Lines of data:
....................

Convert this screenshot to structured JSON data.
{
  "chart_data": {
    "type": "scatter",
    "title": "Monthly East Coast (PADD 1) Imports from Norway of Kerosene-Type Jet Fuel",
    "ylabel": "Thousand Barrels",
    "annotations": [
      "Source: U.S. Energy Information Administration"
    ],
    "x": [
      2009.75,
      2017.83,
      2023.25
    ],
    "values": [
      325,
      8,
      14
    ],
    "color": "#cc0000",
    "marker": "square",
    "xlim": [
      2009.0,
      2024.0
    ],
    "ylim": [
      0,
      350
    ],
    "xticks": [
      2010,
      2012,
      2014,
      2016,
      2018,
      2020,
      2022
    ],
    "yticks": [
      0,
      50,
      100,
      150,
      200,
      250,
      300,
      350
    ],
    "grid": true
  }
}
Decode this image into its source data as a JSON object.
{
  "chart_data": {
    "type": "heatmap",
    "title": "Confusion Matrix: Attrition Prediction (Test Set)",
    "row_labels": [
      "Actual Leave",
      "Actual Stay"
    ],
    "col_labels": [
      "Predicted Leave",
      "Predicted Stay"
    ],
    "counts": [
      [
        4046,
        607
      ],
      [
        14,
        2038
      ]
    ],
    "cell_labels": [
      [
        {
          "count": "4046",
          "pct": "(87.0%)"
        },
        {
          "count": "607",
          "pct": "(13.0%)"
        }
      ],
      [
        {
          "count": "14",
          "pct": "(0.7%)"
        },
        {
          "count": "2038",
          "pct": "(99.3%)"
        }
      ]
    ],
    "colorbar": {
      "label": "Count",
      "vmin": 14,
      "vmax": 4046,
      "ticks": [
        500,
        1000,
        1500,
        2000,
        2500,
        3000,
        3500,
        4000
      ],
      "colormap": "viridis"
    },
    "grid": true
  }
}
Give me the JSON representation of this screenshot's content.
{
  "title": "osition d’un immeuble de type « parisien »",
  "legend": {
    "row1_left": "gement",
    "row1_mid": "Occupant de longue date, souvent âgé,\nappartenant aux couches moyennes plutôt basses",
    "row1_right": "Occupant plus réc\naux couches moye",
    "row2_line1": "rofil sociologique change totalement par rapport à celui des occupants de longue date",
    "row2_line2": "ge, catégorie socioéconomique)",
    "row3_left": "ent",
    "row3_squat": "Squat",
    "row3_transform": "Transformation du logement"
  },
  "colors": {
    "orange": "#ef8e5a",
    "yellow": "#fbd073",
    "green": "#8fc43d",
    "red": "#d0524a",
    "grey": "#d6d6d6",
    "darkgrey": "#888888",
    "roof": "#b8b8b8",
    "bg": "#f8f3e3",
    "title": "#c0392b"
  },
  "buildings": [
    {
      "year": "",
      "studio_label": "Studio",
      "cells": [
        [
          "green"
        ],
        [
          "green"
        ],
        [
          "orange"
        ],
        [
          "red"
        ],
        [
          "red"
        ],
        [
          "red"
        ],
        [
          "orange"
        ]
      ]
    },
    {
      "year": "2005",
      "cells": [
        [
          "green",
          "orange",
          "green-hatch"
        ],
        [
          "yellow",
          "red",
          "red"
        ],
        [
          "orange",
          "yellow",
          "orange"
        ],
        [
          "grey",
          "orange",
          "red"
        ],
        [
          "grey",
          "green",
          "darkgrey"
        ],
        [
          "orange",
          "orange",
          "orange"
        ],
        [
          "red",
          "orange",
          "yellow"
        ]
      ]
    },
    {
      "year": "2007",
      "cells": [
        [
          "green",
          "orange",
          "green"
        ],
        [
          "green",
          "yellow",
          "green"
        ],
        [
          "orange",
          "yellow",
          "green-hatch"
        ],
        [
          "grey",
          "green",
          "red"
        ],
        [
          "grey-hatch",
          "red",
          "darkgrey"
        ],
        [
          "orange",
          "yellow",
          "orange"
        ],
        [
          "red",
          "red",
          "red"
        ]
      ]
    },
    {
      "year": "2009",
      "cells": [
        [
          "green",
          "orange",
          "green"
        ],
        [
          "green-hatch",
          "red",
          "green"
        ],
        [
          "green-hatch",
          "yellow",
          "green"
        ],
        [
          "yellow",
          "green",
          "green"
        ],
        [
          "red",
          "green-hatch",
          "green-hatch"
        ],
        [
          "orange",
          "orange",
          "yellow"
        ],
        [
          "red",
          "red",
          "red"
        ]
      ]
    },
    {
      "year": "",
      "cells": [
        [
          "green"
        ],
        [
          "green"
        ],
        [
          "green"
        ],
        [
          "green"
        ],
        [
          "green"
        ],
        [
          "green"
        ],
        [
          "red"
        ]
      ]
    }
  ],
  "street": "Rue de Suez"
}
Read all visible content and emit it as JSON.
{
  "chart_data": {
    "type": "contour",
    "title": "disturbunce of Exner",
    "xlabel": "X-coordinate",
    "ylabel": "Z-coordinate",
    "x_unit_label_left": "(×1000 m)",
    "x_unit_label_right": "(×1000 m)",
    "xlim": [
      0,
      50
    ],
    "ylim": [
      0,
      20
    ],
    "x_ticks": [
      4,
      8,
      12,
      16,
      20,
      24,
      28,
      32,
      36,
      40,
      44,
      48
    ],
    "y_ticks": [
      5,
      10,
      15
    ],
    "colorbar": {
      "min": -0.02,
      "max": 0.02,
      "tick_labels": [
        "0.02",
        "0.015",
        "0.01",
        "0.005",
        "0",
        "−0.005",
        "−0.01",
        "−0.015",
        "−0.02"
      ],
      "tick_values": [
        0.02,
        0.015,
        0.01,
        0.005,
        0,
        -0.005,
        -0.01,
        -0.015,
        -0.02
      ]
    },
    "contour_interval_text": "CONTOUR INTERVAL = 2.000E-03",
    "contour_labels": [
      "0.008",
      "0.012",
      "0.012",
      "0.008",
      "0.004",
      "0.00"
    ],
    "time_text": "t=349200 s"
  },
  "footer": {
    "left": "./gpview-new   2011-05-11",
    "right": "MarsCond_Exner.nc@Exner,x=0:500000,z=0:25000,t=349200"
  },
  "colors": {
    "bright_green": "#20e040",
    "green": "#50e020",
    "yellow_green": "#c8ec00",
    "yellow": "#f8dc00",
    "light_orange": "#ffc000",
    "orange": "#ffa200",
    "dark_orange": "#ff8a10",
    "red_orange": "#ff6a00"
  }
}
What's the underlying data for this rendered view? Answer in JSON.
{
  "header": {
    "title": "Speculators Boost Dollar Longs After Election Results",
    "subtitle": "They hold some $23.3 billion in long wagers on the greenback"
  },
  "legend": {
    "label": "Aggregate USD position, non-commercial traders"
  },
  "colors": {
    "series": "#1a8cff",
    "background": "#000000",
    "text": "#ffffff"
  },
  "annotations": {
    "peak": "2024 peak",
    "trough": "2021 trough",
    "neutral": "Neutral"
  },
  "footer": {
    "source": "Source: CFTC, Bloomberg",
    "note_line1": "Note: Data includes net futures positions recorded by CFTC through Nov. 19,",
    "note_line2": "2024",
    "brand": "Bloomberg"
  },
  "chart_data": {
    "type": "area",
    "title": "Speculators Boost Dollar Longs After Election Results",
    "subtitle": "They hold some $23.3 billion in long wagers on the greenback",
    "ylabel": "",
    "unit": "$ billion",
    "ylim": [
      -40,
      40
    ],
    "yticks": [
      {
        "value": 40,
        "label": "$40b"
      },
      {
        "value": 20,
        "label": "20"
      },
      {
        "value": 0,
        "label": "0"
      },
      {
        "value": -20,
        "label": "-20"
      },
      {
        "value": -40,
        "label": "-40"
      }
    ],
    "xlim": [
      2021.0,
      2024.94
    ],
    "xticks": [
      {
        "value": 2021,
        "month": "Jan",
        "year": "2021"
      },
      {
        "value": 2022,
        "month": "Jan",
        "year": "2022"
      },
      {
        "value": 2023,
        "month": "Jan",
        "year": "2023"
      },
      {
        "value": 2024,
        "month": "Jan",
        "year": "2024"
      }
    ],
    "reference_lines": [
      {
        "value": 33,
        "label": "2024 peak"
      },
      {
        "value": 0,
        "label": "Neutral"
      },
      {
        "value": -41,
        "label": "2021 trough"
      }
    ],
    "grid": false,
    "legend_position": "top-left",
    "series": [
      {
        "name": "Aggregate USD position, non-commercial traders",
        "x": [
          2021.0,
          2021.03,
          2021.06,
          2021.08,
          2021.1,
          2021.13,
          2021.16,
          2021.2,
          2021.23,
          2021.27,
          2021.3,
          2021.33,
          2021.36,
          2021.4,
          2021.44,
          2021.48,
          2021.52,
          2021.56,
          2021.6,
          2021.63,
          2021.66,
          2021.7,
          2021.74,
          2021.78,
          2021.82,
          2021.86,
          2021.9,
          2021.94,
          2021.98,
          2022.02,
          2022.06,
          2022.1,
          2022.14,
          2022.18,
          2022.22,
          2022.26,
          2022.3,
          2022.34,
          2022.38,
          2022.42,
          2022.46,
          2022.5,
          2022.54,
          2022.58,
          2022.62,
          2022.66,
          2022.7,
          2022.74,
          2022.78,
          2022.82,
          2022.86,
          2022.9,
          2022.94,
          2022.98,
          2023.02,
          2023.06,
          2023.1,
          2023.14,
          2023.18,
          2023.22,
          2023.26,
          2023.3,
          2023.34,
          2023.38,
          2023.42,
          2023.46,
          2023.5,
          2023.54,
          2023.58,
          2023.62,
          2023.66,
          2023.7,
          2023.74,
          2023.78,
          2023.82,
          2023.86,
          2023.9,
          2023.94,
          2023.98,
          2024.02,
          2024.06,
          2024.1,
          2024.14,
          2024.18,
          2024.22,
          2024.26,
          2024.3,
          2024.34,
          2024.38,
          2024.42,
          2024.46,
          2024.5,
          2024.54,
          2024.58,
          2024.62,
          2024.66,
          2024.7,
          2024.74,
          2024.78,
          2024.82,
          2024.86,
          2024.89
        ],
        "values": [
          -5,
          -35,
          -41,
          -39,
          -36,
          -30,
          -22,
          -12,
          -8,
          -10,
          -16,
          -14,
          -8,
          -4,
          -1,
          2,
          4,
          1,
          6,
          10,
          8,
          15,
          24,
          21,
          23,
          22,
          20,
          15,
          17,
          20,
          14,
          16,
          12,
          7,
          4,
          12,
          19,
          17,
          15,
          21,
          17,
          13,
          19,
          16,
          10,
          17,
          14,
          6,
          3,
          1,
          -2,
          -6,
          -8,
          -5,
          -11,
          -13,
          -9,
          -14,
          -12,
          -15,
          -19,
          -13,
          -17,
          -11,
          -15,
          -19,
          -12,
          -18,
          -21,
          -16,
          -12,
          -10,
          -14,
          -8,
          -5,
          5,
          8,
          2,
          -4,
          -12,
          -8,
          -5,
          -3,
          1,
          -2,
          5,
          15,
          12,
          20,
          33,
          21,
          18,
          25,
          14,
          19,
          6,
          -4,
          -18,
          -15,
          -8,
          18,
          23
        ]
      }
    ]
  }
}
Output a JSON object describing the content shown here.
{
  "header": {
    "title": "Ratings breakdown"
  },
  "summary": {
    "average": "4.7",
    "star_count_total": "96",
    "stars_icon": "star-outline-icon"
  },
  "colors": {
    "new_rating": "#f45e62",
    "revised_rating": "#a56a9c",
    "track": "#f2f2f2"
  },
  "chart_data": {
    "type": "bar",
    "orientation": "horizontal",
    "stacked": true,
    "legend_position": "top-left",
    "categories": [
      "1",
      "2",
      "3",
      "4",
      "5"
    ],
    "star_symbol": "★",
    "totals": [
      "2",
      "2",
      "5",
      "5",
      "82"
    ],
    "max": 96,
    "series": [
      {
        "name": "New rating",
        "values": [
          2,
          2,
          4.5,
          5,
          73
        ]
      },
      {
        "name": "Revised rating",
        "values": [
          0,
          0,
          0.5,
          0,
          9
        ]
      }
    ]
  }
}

....................

From the data above, pick out each line containing "coordinate" and copy it.

Response for this exercise:
    "xlabel": "X-coordinate",
    "ylabel": "Z-coordinate",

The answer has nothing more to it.